RECORDS PROVIDED
########################################

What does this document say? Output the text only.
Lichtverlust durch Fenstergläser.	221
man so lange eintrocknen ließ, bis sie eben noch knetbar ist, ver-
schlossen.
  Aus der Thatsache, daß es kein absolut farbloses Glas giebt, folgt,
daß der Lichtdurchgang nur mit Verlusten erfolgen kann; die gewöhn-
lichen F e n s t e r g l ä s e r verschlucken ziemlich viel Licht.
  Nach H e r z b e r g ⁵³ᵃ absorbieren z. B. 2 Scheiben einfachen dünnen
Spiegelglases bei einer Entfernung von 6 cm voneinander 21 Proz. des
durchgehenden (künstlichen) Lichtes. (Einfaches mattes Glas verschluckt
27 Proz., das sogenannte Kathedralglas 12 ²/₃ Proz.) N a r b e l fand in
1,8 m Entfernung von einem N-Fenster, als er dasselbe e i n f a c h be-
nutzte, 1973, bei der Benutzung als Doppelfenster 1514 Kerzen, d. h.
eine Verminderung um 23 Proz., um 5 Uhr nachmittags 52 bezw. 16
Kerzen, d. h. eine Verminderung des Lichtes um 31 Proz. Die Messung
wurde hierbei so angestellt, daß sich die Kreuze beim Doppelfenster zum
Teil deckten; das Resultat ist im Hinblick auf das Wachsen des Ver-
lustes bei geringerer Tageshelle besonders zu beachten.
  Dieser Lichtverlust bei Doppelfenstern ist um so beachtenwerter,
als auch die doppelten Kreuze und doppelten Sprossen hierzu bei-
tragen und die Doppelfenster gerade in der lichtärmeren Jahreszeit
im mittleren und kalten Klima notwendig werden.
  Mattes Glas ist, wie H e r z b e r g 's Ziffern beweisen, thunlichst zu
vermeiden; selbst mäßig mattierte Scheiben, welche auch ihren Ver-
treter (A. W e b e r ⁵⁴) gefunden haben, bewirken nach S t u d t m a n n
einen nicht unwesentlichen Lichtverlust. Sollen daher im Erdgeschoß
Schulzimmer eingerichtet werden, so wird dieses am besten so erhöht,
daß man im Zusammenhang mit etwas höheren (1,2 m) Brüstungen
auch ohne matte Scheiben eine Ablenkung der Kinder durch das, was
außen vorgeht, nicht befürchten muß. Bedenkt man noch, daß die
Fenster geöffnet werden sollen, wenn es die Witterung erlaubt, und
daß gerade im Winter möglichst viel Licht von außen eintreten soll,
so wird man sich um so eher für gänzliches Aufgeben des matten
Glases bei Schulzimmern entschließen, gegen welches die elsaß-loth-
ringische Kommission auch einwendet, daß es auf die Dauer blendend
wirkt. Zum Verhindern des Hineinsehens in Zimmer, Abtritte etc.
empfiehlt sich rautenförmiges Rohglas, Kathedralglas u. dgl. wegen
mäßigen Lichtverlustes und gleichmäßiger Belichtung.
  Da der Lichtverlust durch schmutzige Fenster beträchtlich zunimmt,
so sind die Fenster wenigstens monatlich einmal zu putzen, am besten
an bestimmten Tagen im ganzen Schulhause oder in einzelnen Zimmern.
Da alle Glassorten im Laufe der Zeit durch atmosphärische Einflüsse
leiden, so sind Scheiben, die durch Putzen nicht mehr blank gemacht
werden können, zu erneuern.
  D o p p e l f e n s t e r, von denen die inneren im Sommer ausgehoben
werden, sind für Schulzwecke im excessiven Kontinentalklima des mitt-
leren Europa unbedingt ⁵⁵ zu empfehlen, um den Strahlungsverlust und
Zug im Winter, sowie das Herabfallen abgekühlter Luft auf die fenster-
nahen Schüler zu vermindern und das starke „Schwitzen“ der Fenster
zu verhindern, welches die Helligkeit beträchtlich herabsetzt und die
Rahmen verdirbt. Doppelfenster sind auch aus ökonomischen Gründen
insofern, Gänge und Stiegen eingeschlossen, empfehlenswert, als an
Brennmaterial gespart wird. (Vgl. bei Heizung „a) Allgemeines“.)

########################################

Copy out each line exactly.

RESPONSE TO THE EXERCISE
What does this document say? Output the text only.
Lichtverlust durch Fenstergläser.	221
man so lange eintrocknen ließ, bis sie eben noch knetbar ist, ver-
schlossen.
  Aus der Thatsache, daß es kein absolut farbloses Glas giebt, folgt,
daß der Lichtdurchgang nur mit Verlusten erfolgen kann; die gewöhn-
lichen F e n s t e r g l ä s e r verschlucken ziemlich viel Licht.
  Nach H e r z b e r g ⁵³ᵃ absorbieren z. B. 2 Scheiben einfachen dünnen
Spiegelglases bei einer Entfernung von 6 cm voneinander 21 Proz. des
durchgehenden (künstlichen) Lichtes. (Einfaches mattes Glas verschluckt
27 Proz., das sogenannte Kathedralglas 12 ²/₃ Proz.) N a r b e l fand in
1,8 m Entfernung von einem N-Fenster, als er dasselbe e i n f a c h be-
nutzte, 1973, bei der Benutzung als Doppelfenster 1514 Kerzen, d. h.
eine Verminderung um 23 Proz., um 5 Uhr nachmittags 52 bezw. 16
Kerzen, d. h. eine Verminderung des Lichtes um 31 Proz. Die Messung
wurde hierbei so angestellt, daß sich die Kreuze beim Doppelfenster zum
Teil deckten; das Resultat ist im Hinblick auf das Wachsen des Ver-
lustes bei geringerer Tageshelle besonders zu beachten.
  Dieser Lichtverlust bei Doppelfenstern ist um so beachtenwerter,
als auch die doppelten Kreuze und doppelten Sprossen hierzu bei-
tragen und die Doppelfenster gerade in der lichtärmeren Jahreszeit
im mittleren und kalten Klima notwendig werden.
  Mattes Glas ist, wie H e r z b e r g 's Ziffern beweisen, thunlichst zu
vermeiden; selbst mäßig mattierte Scheiben, welche auch ihren Ver-
treter (A. W e b e r ⁵⁴) gefunden haben, bewirken nach S t u d t m a n n
einen nicht unwesentlichen Lichtverlust. Sollen daher im Erdgeschoß
Schulzimmer eingerichtet werden, so wird dieses am besten so erhöht,
daß man im Zusammenhang mit etwas höheren (1,2 m) Brüstungen
auch ohne matte Scheiben eine Ablenkung der Kinder durch das, was
außen vorgeht, nicht befürchten muß. Bedenkt man noch, daß die
Fenster geöffnet werden sollen, wenn es die Witterung erlaubt, und
daß gerade im Winter möglichst viel Licht von außen eintreten soll,
so wird man sich um so eher für gänzliches Aufgeben des matten
Glases bei Schulzimmern entschließen, gegen welches die elsaß-loth-
ringische Kommission auch einwendet, daß es auf die Dauer blendend
wirkt. Zum Verhindern des Hineinsehens in Zimmer, Abtritte etc.
empfiehlt sich rautenförmiges Rohglas, Kathedralglas u. dgl. wegen
mäßigen Lichtverlustes und gleichmäßiger Belichtung.
  Da der Lichtverlust durch schmutzige Fenster beträchtlich zunimmt,
so sind die Fenster wenigstens monatlich einmal zu putzen, am besten
an bestimmten Tagen im ganzen Schulhause oder in einzelnen Zimmern.
Da alle Glassorten im Laufe der Zeit durch atmosphärische Einflüsse
leiden, so sind Scheiben, die durch Putzen nicht mehr blank gemacht
werden können, zu erneuern.
  D o p p e l f e n s t e r, von denen die inneren im Sommer ausgehoben
werden, sind für Schulzwecke im excessiven Kontinentalklima des mitt-
leren Europa unbedingt ⁵⁵ zu empfehlen, um den Strahlungsverlust und
Zug im Winter, sowie das Herabfallen abgekühlter Luft auf die fenster-
nahen Schüler zu vermindern und das starke „Schwitzen“ der Fenster
zu verhindern, welches die Helligkeit beträchtlich herabsetzt und die
Rahmen verdirbt. Doppelfenster sind auch aus ökonomischen Gründen
insofern, Gänge und Stiegen eingeschlossen, empfehlenswert, als an
Brennmaterial gespart wird. (Vgl. bei Heizung „a) Allgemeines“.)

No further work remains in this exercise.